### PASSAGE PROVIDED:
——
6. PG&E shall propose the following rates as part of its 2008 Rate Design Window, which shall be filed no later than February 28, 2009. The effective date of these proposed rates shall be on or before February 1, 2011:

· One or more default CPP rates for C&I customers with maximum load less than 200 kW that have had an AMI meter for 12 months or more. PG&E's proposal shall not offer non-time-differentiated rates to customers with maximum load less than 200 kW that have had an AMI meter for 12 months or more;

· One or more default CPP rates for agricultural customers with maximum load greater than or equal to 200 kW that have had an AMI meter for 12 months or more;

· One or more default TOU rates for agricultural customers with maximum load less than 200 kW that have had an AMI meter for 12 months or more; PG&E's proposal shall not offer non-time-differentiated rates to customers with maximum load less than 200 kW that have had an AMI meter for 12 months or more;

· One or more optional CPP rates for agricultural customers with maximum load less than 200 kW.

7. PG&E shall propose optional RTP rates for all customer classes as part of its 2011 General Rate Case Phase 2 to be filed on March 1, 2010. The effective date of the proposed rates shall be on or before May 1, 2011.

8. PG&E shall file an application proposing a default CPP rate for residential customers 30 days after any change in the law that changes the Assembly Bill 1X rate protections in a manner that could allow default or mandatory time-variant rates for residential customers. If the Commission approves a decision that interprets the Assembly Bill 1X rate protections in a manner that could allow default or mandatory time-variant rates for residential customers, then PG&E shall file an application proposing a default CPP rate for residential customers not later than 90 days after the Commission decision goes into effect and is no longer subject to rehearing or judicial review. PG&E shall propose an effective date that is no later than one year after the filing date unless PG&E can justify a later effective date as being necessary to allow time for customer education and system upgrades.
——
### PROMPT 1:
According to the passage on PG&E rate proposals, what is the latest date by which the 2008 Rate Design Window must be filed?
### PROMPT 2:
Print everything in the passage on PG&E rate proposals from "8. PG&E shall" down to "and system upgrades.".
——
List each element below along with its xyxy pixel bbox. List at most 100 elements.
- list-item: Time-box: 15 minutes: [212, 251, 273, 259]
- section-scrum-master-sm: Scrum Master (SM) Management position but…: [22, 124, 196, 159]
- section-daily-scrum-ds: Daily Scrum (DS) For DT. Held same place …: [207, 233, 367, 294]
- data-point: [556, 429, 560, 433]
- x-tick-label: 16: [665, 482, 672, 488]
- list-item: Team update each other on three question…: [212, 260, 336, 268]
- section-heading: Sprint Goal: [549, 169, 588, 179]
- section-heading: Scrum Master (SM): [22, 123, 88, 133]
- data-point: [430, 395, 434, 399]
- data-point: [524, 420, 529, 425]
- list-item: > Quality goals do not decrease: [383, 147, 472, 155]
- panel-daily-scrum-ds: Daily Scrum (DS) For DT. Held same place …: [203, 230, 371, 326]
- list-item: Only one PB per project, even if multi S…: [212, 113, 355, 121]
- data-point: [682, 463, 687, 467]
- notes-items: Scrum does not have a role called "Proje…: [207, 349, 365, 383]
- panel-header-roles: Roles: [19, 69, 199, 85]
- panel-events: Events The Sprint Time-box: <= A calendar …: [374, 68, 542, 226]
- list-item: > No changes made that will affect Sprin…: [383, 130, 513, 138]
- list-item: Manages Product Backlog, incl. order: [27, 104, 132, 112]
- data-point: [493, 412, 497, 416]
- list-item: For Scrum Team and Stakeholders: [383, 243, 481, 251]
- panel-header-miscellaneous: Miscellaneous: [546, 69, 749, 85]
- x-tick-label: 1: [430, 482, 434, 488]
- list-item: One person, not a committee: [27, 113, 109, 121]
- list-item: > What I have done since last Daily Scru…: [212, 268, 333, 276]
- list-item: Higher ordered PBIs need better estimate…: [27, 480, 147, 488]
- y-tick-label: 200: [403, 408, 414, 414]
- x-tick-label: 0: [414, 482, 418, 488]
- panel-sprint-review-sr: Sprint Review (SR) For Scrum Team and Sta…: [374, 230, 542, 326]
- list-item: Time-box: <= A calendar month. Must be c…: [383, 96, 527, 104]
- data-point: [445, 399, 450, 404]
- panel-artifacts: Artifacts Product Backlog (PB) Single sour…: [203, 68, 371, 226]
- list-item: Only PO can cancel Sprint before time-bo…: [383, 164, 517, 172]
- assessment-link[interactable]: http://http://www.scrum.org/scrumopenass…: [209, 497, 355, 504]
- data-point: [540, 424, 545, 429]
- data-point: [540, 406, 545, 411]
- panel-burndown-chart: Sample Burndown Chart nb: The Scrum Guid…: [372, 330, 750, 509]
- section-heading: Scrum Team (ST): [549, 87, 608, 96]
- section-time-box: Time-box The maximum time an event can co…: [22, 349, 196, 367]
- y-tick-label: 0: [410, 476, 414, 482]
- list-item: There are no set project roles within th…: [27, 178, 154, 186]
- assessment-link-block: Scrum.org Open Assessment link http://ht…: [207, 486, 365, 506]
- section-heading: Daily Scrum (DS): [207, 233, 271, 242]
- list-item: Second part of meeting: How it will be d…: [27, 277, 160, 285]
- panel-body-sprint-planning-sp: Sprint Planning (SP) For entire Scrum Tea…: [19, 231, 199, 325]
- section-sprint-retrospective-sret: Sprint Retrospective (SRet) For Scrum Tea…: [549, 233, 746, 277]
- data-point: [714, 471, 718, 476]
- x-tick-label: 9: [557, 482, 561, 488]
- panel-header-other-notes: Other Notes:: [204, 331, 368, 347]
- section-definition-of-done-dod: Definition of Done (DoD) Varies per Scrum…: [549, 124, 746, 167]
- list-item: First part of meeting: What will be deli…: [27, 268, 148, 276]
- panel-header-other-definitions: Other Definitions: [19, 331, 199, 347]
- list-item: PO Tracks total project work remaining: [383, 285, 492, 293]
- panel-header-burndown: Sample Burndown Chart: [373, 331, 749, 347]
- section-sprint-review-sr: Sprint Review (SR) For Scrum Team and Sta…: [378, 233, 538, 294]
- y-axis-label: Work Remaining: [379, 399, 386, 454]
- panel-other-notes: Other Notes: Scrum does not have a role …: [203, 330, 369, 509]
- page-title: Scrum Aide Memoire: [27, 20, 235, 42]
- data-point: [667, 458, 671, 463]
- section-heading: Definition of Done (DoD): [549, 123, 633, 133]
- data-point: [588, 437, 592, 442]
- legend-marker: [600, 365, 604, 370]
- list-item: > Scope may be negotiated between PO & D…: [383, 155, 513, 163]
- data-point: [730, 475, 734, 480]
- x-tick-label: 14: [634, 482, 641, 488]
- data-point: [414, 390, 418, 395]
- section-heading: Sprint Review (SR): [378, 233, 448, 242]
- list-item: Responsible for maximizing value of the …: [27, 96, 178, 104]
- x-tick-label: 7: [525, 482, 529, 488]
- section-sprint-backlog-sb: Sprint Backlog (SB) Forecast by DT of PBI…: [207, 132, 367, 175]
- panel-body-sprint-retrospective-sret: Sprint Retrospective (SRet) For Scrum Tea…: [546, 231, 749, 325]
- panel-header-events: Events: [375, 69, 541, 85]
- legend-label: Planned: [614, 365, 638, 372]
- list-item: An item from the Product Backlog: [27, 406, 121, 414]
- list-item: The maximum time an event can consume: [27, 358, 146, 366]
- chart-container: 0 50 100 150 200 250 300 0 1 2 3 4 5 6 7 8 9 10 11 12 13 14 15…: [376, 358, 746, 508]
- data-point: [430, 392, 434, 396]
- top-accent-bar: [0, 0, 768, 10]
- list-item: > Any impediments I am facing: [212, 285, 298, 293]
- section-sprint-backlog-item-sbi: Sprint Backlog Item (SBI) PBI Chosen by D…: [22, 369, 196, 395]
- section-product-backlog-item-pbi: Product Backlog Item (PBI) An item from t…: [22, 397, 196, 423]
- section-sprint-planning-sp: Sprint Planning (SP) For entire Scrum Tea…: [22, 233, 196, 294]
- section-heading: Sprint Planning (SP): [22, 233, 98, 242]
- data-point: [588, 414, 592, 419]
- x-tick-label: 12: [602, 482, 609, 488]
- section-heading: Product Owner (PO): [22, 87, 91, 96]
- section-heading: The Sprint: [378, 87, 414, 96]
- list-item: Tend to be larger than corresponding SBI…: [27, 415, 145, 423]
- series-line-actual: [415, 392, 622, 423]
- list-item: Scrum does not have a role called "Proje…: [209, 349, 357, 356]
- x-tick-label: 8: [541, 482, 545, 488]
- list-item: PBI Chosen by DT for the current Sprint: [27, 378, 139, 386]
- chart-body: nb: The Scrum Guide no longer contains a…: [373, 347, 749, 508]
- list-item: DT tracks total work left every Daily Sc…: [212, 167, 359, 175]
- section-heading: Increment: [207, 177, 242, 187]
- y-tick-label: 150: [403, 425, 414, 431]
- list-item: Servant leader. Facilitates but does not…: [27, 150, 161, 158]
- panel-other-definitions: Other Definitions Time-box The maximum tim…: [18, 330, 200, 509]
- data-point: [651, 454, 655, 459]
——
### REPLY 1:
February 28, 2009

### REPLY 2:
8. PG&E shall file an application proposing a default CPP rate for residential customers 30 days after any change in the law that changes the Assembly Bill 1X rate protections in a manner that could allow default or mandatory time-variant rates for residential customers. If the Commission approves a decision that interprets the Assembly Bill 1X rate protections in a manner that could allow default or mandatory time-variant rates for residential customers, then PG&E shall file an application proposing a default CPP rate for residential customers not later than 90 days after the Commission decision goes into effect and is no longer subject to rehearing or judicial review. PG&E shall propose an effective date that is no later than one year after the filing date unless PG&E can justify a later effective date as being necessary to allow time for customer education and system upgrades.